§ Extrait du document
----------

(Feuilleton) Dans la forêt des jours de Jacques Robinet, 7

Par Florence Trocmé

Dans la forêt des jours*

Un nouveau feuilleton de Poezibao, Dans la forêt des jours, de Jacques Robinet. Comme une suite à La Monnaie des Jours, le livre que les éditions de La Coopérative ont publié à l’automne 2019. Chaque parution est accompagnée d’une œuvre de Renaud Allirand.
*titre emprunté à un poème de La Nuit réconciliée de Jacques Robinet, livre de poésie paru aux éditions La Tête à l’envers en 2018

Dans la forêt des jours, 7

9 novembre 2019 — Je recopie ici ce passage de L’abandon lumineux de Joël Vernet [1] que je découvre et qui traduit si bien mon sentiment au moment où mon propre livre paraît : Un livre est de l’amour brûlé. Il a tenté de dresser des pages contre le malheur. En vain. Il mourra inconsolable, inconsolé. Voix minuscule dans l’azur. Voix impertinente. Voix insurgée.
C’était cela que j’entendais hier soir : « vanité, tout n’est que vanité ». Mais rien n’y fait, nous poursuivons. Les mots nous servent d’écran contre un trop violent soleil. Ils renouent les comptines déchirées par l’oubli. Nous n’en finirons jamais de dresser contre le désastre cette voix qui jamais ne désarme. 
Je suis le premier étonné de l’obstination qu’il m’a fallu pour accumuler ces pages. A coups de rame, j’ai atteint le rivage. Peu importe ce qu’il en adviendra. J’ai survécu mot à mot, sans sombrer.
14 novembre 2019 — Je laisse cette pièce se remplir lentement de la nuit. Dehors, le bruit assourdi de la ville. L’âge m’isole et me protège à la fois. Il y a cette faiblesse accrue qui me contraint à ménager mon corps. Tout se rétrécit et, inexplicablement, m’ouvre un espace inexploré. Je regarde s’évanouir la lumière de ce jour glacial et en même temps je m’aventure dans une autre clarté, d’une grande douceur. Ici, les mots trébuchent. Il s’agit de décrire un envahissement paisible qui se fait malgré moi, simplement parce que je suis là, sans bouger, attentif, offert. Je ne suis qu’assentiment à la vie qui s’épuise avec une exquise lenteur. On peut retrouver ce sentiment dans certains adagios de Schubert, aussi dans le deuxième mouvement du Quintette de Mozart pour clarinette. Mais s’agit-il de musique, de paroles ? Plutôt de consentement à l’invisible qui nous borde de toutes parts.

----------

§ Données fournies
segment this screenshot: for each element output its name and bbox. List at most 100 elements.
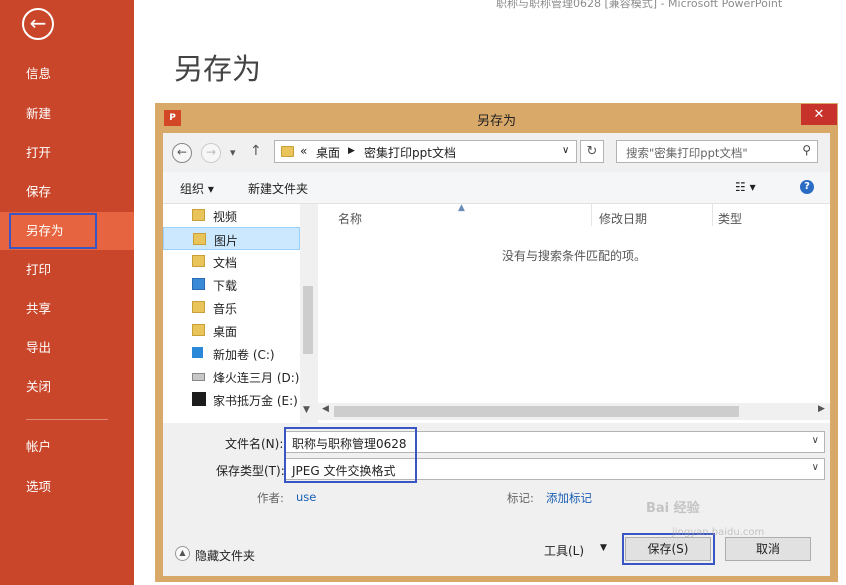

----------

§ Consigne
Extrayez de l’extrait du document, mot pour mot, le passage qui s’ouvre sur les mots contenant « C’était cela que » et se ferme sur « jamais ne désarme. ».

§ La réponse
C’était cela que j’entendais hier soir : « vanité, tout n’est que vanité ». Mais rien n’y fait, nous poursuivons. Les mots nous servent d’écran contre un trop violent soleil. Ils renouent les comptines déchirées par l’oubli. Nous n’en finirons jamais de dresser contre le désastre cette voix qui jamais ne désarme.